[Entries with figure data]
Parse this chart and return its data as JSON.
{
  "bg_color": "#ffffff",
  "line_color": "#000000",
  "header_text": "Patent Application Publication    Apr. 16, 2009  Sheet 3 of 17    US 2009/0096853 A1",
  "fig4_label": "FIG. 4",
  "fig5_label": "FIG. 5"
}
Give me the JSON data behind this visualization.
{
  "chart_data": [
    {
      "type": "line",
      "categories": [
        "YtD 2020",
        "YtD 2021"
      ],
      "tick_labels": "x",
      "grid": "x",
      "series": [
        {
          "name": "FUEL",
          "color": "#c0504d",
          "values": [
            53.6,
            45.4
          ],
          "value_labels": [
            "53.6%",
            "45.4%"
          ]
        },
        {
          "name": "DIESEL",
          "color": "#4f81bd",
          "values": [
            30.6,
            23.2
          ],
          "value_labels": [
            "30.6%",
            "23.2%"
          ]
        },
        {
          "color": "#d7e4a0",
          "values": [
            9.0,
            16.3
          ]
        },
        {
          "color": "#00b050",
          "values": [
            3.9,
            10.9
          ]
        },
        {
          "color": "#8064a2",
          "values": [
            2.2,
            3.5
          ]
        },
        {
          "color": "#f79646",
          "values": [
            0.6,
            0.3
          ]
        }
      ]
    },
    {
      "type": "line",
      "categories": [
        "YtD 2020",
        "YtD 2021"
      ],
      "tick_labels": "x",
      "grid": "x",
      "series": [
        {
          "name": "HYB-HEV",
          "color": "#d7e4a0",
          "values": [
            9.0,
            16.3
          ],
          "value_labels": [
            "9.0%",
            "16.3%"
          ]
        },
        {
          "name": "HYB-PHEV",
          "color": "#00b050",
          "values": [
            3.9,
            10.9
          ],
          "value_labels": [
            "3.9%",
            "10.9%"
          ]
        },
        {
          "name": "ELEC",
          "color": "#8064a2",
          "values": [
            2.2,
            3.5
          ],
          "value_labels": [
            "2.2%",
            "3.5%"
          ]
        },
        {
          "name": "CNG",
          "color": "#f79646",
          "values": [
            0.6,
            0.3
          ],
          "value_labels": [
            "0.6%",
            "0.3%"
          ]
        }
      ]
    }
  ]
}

▸ Problem requirements: Identify the lines above that contain the word "name", then copy them.

▸ The solution:
          "name": "FUEL",
          "name": "DIESEL",
          "name": "HYB-HEV",
          "name": "HYB-PHEV",
          "name": "ELEC",
          "name": "CNG",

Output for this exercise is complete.